- **To do**
Copy out each line containing "days" from the entries below.
:: Entries supplied ::
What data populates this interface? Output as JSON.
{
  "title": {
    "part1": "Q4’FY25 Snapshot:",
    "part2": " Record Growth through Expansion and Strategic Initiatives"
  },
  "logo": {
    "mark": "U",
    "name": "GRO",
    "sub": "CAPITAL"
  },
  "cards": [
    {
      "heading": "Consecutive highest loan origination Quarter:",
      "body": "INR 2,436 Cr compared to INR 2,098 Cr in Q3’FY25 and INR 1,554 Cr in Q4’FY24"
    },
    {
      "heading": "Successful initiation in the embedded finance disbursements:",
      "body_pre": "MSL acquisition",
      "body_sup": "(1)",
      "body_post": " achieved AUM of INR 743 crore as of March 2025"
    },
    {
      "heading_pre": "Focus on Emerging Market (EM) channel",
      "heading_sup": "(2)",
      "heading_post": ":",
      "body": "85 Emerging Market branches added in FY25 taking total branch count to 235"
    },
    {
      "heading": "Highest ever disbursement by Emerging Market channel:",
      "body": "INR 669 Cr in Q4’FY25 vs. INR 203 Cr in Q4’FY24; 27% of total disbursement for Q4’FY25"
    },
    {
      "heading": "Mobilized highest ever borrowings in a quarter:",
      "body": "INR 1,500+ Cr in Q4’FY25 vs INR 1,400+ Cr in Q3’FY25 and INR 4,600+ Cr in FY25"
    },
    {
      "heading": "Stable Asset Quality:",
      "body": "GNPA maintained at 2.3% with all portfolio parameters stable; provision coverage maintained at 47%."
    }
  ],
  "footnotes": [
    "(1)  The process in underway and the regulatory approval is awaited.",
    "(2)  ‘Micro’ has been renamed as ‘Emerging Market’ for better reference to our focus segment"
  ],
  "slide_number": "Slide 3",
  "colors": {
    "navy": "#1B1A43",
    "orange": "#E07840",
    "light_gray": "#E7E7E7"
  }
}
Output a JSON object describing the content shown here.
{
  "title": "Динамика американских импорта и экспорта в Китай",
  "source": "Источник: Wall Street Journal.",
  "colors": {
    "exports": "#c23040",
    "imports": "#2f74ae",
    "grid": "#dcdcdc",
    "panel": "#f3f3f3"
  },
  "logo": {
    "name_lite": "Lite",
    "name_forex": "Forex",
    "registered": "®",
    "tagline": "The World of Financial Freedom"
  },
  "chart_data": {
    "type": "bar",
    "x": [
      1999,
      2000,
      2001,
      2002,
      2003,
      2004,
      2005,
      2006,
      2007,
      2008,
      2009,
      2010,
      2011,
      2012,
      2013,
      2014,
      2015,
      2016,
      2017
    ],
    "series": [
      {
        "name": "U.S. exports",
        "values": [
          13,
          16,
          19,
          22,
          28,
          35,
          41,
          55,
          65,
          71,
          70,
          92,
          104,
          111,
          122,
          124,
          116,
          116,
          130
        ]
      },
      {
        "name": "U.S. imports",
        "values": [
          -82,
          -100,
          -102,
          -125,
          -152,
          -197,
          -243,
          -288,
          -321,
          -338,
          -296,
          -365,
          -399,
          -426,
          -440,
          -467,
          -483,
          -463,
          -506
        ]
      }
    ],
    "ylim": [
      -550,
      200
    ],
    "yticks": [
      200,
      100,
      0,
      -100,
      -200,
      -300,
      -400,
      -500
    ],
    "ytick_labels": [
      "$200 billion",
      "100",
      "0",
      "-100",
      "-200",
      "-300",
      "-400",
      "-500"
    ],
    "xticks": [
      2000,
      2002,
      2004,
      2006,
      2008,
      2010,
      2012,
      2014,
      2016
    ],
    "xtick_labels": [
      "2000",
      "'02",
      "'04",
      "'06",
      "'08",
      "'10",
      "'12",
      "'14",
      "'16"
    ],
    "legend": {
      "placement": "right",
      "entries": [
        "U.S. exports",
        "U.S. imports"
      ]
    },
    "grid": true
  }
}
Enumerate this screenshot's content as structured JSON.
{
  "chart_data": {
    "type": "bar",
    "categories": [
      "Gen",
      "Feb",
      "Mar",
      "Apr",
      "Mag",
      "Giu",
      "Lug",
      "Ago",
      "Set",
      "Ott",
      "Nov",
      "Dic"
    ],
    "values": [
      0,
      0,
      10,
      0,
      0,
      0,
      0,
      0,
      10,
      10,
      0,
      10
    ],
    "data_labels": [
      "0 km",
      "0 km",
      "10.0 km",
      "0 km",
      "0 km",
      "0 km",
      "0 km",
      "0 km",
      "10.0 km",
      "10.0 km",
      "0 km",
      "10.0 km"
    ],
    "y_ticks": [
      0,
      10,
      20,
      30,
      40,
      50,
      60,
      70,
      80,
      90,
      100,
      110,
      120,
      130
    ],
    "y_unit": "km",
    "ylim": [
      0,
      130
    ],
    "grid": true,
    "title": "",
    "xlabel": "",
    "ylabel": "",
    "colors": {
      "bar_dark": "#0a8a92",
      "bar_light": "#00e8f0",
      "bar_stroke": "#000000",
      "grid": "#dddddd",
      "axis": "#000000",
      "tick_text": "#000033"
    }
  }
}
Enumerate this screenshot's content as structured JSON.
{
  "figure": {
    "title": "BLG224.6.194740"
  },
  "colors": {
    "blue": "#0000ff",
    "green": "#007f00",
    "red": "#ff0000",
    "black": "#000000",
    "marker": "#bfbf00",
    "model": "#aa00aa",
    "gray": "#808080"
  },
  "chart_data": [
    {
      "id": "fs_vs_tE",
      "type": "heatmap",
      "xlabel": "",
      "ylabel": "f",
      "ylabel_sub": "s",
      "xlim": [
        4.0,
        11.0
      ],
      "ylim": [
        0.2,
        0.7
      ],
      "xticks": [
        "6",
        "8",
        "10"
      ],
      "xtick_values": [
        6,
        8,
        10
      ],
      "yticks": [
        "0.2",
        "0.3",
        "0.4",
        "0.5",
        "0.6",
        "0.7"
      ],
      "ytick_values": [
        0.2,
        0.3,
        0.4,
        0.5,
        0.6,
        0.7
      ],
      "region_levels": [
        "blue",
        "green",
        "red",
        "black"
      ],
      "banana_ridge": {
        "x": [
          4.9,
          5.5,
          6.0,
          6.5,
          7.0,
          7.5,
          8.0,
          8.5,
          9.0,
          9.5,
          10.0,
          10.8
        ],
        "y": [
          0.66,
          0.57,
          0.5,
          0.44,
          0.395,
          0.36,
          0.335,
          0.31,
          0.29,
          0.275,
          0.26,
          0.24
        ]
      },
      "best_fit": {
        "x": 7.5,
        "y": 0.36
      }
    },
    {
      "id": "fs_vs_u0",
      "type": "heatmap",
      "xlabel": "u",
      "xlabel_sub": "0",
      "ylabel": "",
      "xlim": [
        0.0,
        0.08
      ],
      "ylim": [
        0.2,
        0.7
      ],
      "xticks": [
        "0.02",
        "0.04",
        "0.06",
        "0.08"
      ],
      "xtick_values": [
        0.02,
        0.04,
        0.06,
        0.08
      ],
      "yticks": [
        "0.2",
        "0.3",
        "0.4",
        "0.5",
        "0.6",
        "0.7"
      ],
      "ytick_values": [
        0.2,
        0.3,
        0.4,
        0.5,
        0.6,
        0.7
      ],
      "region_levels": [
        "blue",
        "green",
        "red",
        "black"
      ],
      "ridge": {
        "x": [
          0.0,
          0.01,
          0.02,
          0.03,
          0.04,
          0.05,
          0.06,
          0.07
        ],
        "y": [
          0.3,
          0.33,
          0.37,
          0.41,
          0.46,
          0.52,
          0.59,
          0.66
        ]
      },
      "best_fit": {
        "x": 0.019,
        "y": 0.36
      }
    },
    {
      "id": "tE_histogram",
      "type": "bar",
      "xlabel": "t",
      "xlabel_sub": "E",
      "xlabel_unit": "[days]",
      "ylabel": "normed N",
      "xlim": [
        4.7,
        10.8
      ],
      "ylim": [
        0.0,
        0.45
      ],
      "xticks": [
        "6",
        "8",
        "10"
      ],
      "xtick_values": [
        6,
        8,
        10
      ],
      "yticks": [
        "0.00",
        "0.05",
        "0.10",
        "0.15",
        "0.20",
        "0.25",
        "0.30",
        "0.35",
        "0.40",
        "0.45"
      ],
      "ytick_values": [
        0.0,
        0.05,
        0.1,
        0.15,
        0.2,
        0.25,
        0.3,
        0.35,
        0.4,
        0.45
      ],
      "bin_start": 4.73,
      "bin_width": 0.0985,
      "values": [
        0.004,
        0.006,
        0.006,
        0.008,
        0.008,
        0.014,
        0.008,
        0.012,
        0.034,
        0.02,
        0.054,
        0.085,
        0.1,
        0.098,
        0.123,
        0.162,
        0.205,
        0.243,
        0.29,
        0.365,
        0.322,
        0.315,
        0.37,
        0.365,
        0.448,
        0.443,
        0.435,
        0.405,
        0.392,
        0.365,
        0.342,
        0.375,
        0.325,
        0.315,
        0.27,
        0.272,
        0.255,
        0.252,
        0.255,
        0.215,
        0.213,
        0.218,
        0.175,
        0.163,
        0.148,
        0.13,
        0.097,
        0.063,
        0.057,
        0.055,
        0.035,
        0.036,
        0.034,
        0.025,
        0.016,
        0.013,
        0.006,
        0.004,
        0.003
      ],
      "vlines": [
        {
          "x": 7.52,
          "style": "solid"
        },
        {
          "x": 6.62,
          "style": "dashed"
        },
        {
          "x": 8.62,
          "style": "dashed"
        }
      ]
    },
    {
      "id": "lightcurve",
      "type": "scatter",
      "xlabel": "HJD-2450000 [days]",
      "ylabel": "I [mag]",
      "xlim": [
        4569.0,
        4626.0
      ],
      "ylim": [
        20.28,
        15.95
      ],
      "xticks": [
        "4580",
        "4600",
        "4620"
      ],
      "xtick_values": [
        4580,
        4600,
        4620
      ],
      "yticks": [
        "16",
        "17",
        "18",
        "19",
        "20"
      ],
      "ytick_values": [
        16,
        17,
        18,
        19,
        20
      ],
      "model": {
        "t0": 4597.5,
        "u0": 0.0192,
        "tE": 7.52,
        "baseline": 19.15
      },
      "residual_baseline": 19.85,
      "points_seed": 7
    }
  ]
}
:::
- **Expected answer**
      "xlabel_unit": "[days]",
      "xlabel": "HJD-2450000 [days]",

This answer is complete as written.